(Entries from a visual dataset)

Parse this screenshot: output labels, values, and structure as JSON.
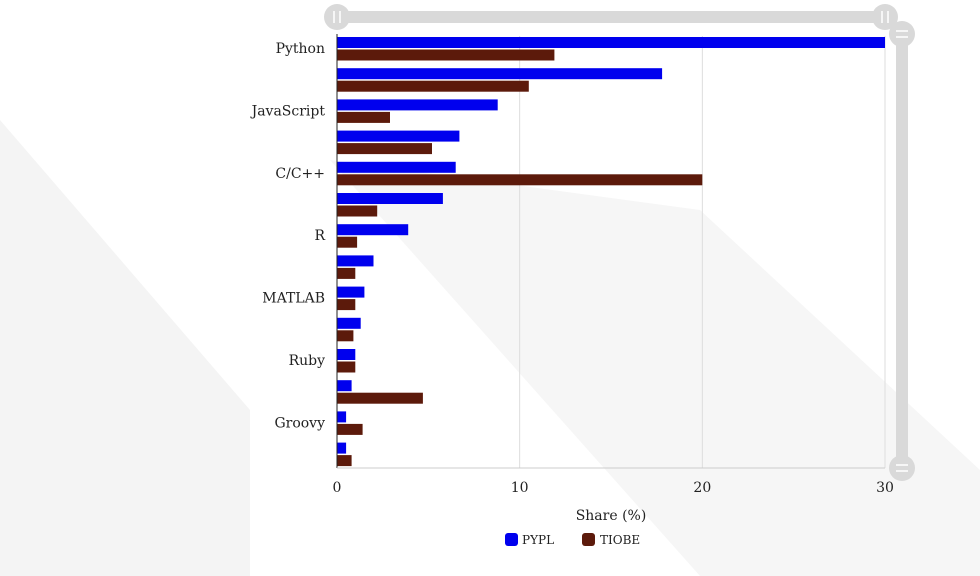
{
  "chart_data": {
    "type": "bar",
    "orientation": "horizontal",
    "title": "",
    "xlabel": "Share (%)",
    "ylabel": "",
    "xlim": [
      0,
      30
    ],
    "x_ticks": [
      0,
      10,
      20,
      30
    ],
    "grid": true,
    "legend_position": "bottom",
    "categories": [
      "Python",
      "",
      "JavaScript",
      "",
      "C/C++",
      "",
      "R",
      "",
      "MATLAB",
      "",
      "Ruby",
      "",
      "Groovy",
      ""
    ],
    "series": [
      {
        "name": "PYPL",
        "color": "#0000ee",
        "values": [
          30.0,
          17.8,
          8.8,
          6.7,
          6.5,
          5.8,
          3.9,
          2.0,
          1.5,
          1.3,
          1.0,
          0.8,
          0.5,
          0.5
        ]
      },
      {
        "name": "TIOBE",
        "color": "#5c1a0b",
        "values": [
          11.9,
          10.5,
          2.9,
          5.2,
          20.0,
          2.2,
          1.1,
          1.0,
          1.0,
          0.9,
          1.0,
          4.7,
          1.4,
          0.8
        ]
      }
    ]
  },
  "colors": {
    "grid": "#dddddd",
    "axis": "#222222",
    "watermark": "#f3f3f3",
    "slider": "#d9d9d9",
    "slider_handle": "#d9d9d9"
  },
  "icons": {
    "top_slider_handles": [
      "pause-icon",
      "pause-icon"
    ],
    "side_slider_handles": [
      "equals-icon",
      "equals-icon"
    ]
  }
}
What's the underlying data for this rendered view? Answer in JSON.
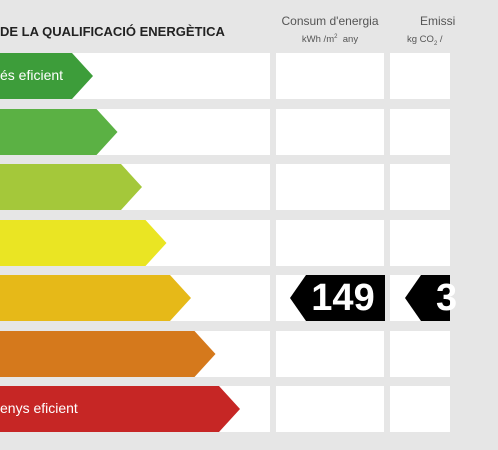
{
  "header": {
    "title": "DE LA QUALIFICACIÓ ENERGÈTICA",
    "energy_col": {
      "title": "Consum d'energia",
      "unit_prefix": "kWh /m",
      "unit_exp": "2",
      "unit_suffix": "  any"
    },
    "emissions_col": {
      "title": "Emissi",
      "unit_prefix": "kg CO",
      "unit_sub": "2",
      "unit_suffix": " /"
    }
  },
  "bands": [
    {
      "color": "#3d9d3a",
      "label": "és eficient"
    },
    {
      "color": "#5bb144",
      "label": ""
    },
    {
      "color": "#a4c83a",
      "label": ""
    },
    {
      "color": "#eae523",
      "label": ""
    },
    {
      "color": "#e6b918",
      "label": ""
    },
    {
      "color": "#d5791c",
      "label": ""
    },
    {
      "color": "#c62625",
      "label": "enys eficient"
    }
  ],
  "rating": {
    "energy_value": "149",
    "emissions_value": "3",
    "band_index": 4
  }
}
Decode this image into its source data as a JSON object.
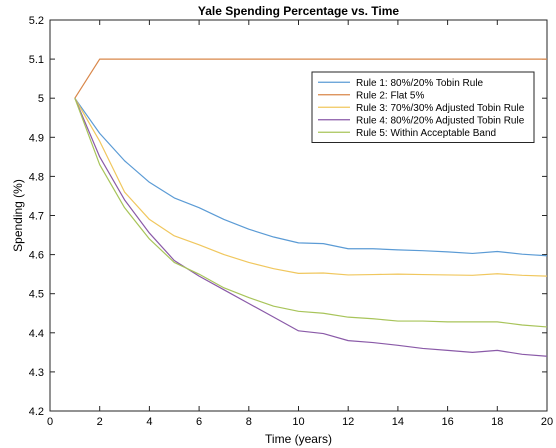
{
  "chart_data": {
    "type": "line",
    "title": "Yale Spending Percentage vs. Time",
    "xlabel": "Time (years)",
    "ylabel": "Spending (%)",
    "xlim": [
      0,
      20
    ],
    "ylim": [
      4.2,
      5.2
    ],
    "xticks": [
      0,
      2,
      4,
      6,
      8,
      10,
      12,
      14,
      16,
      18,
      20
    ],
    "yticks": [
      4.2,
      4.3,
      4.4,
      4.5,
      4.6,
      4.7,
      4.8,
      4.9,
      5,
      5.1,
      5.2
    ],
    "grid": false,
    "legend_position": "top-right",
    "x": [
      1,
      2,
      3,
      4,
      5,
      6,
      7,
      8,
      9,
      10,
      11,
      12,
      13,
      14,
      15,
      16,
      17,
      18,
      19,
      20
    ],
    "series": [
      {
        "name": "Rule 1: 80%/20% Tobin Rule",
        "color": "#5b9bd5",
        "values": [
          5.0,
          4.91,
          4.84,
          4.785,
          4.745,
          4.72,
          4.69,
          4.665,
          4.645,
          4.63,
          4.628,
          4.615,
          4.615,
          4.612,
          4.61,
          4.607,
          4.603,
          4.608,
          4.601,
          4.597
        ]
      },
      {
        "name": "Rule 2: Flat 5%",
        "color": "#d9874a",
        "values": [
          5.0,
          5.1,
          5.1,
          5.1,
          5.1,
          5.1,
          5.1,
          5.1,
          5.1,
          5.1,
          5.1,
          5.1,
          5.1,
          5.1,
          5.1,
          5.1,
          5.1,
          5.1,
          5.1,
          5.1
        ]
      },
      {
        "name": "Rule 3: 70%/30% Adjusted Tobin Rule",
        "color": "#f0c75e",
        "values": [
          5.0,
          4.89,
          4.76,
          4.69,
          4.648,
          4.625,
          4.6,
          4.58,
          4.564,
          4.552,
          4.553,
          4.548,
          4.549,
          4.55,
          4.549,
          4.548,
          4.547,
          4.551,
          4.547,
          4.545
        ]
      },
      {
        "name": "Rule 4: 80%/20% Adjusted Tobin Rule",
        "color": "#8a5aa8",
        "values": [
          5.0,
          4.85,
          4.74,
          4.655,
          4.585,
          4.545,
          4.51,
          4.475,
          4.44,
          4.405,
          4.398,
          4.38,
          4.375,
          4.368,
          4.36,
          4.355,
          4.35,
          4.355,
          4.345,
          4.34
        ]
      },
      {
        "name": "Rule 5: Within Acceptable Band",
        "color": "#a8c45a",
        "values": [
          5.0,
          4.83,
          4.72,
          4.64,
          4.58,
          4.55,
          4.515,
          4.49,
          4.468,
          4.455,
          4.45,
          4.44,
          4.436,
          4.43,
          4.43,
          4.428,
          4.428,
          4.428,
          4.42,
          4.415
        ]
      }
    ]
  }
}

- [STATED TASK] Transcribe the full listing above exactly as it stands, minus the pictures.

- [TASK ANSWER]
Parse this screenshot: output labels, values, and structure as JSON.
{
  "chart_data": {
    "type": "bar",
    "orientation": "horizontal",
    "title": "",
    "xlabel": "Share (%)",
    "ylabel": "",
    "xlim": [
      0,
      30
    ],
    "x_ticks": [
      0,
      10,
      20,
      30
    ],
    "grid": true,
    "legend_position": "bottom",
    "categories": [
      "Python",
      "",
      "JavaScript",
      "",
      "C/C++",
      "",
      "R",
      "",
      "MATLAB",
      "",
      "Ruby",
      "",
      "Groovy",
      ""
    ],
    "series": [
      {
        "name": "PYPL",
        "color": "#0000ee",
        "values": [
          30.0,
          17.8,
          8.8,
          6.7,
          6.5,
          5.8,
          3.9,
          2.0,
          1.5,
          1.3,
          1.0,
          0.8,
          0.5,
          0.5
        ]
      },
      {
        "name": "TIOBE",
        "color": "#5c1a0b",
        "values": [
          11.9,
          10.5,
          2.9,
          5.2,
          20.0,
          2.2,
          1.1,
          1.0,
          1.0,
          0.9,
          1.0,
          4.7,
          1.4,
          0.8
        ]
      }
    ]
  },
  "colors": {
    "grid": "#dddddd",
    "axis": "#222222",
    "watermark": "#f3f3f3",
    "slider": "#d9d9d9",
    "slider_handle": "#d9d9d9"
  },
  "icons": {
    "top_slider_handles": [
      "pause-icon",
      "pause-icon"
    ],
    "side_slider_handles": [
      "equals-icon",
      "equals-icon"
    ]
  }
}
What's the underlying data for this rendered view? Answer in JSON.
{
  "header": {
    "title": "DE LA QUALIFICACIÓ ENERGÈTICA",
    "energy_col": {
      "title": "Consum d'energia",
      "unit_prefix": "kWh /m",
      "unit_exp": "2",
      "unit_suffix": "  any"
    },
    "emissions_col": {
      "title": "Emissi",
      "unit_prefix": "kg CO",
      "unit_sub": "2",
      "unit_suffix": " /"
    }
  },
  "bands": [
    {
      "color": "#3d9d3a",
      "label": "és eficient"
    },
    {
      "color": "#5bb144",
      "label": ""
    },
    {
      "color": "#a4c83a",
      "label": ""
    },
    {
      "color": "#eae523",
      "label": ""
    },
    {
      "color": "#e6b918",
      "label": ""
    },
    {
      "color": "#d5791c",
      "label": ""
    },
    {
      "color": "#c62625",
      "label": "enys eficient"
    }
  ],
  "rating": {
    "energy_value": "149",
    "emissions_value": "3",
    "band_index": 4
  }
}
Decode this image into its source data as a JSON object.
{
  "chart_data": {
    "type": "line",
    "title": "Yale Spending Percentage vs. Time",
    "xlabel": "Time (years)",
    "ylabel": "Spending (%)",
    "xlim": [
      0,
      20
    ],
    "ylim": [
      4.2,
      5.2
    ],
    "xticks": [
      0,
      2,
      4,
      6,
      8,
      10,
      12,
      14,
      16,
      18,
      20
    ],
    "yticks": [
      4.2,
      4.3,
      4.4,
      4.5,
      4.6,
      4.7,
      4.8,
      4.9,
      5,
      5.1,
      5.2
    ],
    "grid": false,
    "legend_position": "top-right",
    "x": [
      1,
      2,
      3,
      4,
      5,
      6,
      7,
      8,
      9,
      10,
      11,
      12,
      13,
      14,
      15,
      16,
      17,
      18,
      19,
      20
    ],
    "series": [
      {
        "name": "Rule 1: 80%/20% Tobin Rule",
        "color": "#5b9bd5",
        "values": [
          5.0,
          4.91,
          4.84,
          4.785,
          4.745,
          4.72,
          4.69,
          4.665,
          4.645,
          4.63,
          4.628,
          4.615,
          4.615,
          4.612,
          4.61,
          4.607,
          4.603,
          4.608,
          4.601,
          4.597
        ]
      },
      {
        "name": "Rule 2: Flat 5%",
        "color": "#d9874a",
        "values": [
          5.0,
          5.1,
          5.1,
          5.1,
          5.1,
          5.1,
          5.1,
          5.1,
          5.1,
          5.1,
          5.1,
          5.1,
          5.1,
          5.1,
          5.1,
          5.1,
          5.1,
          5.1,
          5.1,
          5.1
        ]
      },
      {
        "name": "Rule 3: 70%/30% Adjusted Tobin Rule",
        "color": "#f0c75e",
        "values": [
          5.0,
          4.89,
          4.76,
          4.69,
          4.648,
          4.625,
          4.6,
          4.58,
          4.564,
          4.552,
          4.553,
          4.548,
          4.549,
          4.55,
          4.549,
          4.548,
          4.547,
          4.551,
          4.547,
          4.545
        ]
      },
      {
        "name": "Rule 4: 80%/20% Adjusted Tobin Rule",
        "color": "#8a5aa8",
        "values": [
          5.0,
          4.85,
          4.74,
          4.655,
          4.585,
          4.545,
          4.51,
          4.475,
          4.44,
          4.405,
          4.398,
          4.38,
          4.375,
          4.368,
          4.36,
          4.355,
          4.35,
          4.355,
          4.345,
          4.34
        ]
      },
      {
        "name": "Rule 5: Within Acceptable Band",
        "color": "#a8c45a",
        "values": [
          5.0,
          4.83,
          4.72,
          4.64,
          4.58,
          4.55,
          4.515,
          4.49,
          4.468,
          4.455,
          4.45,
          4.44,
          4.436,
          4.43,
          4.43,
          4.428,
          4.428,
          4.428,
          4.42,
          4.415
        ]
      }
    ]
  }
}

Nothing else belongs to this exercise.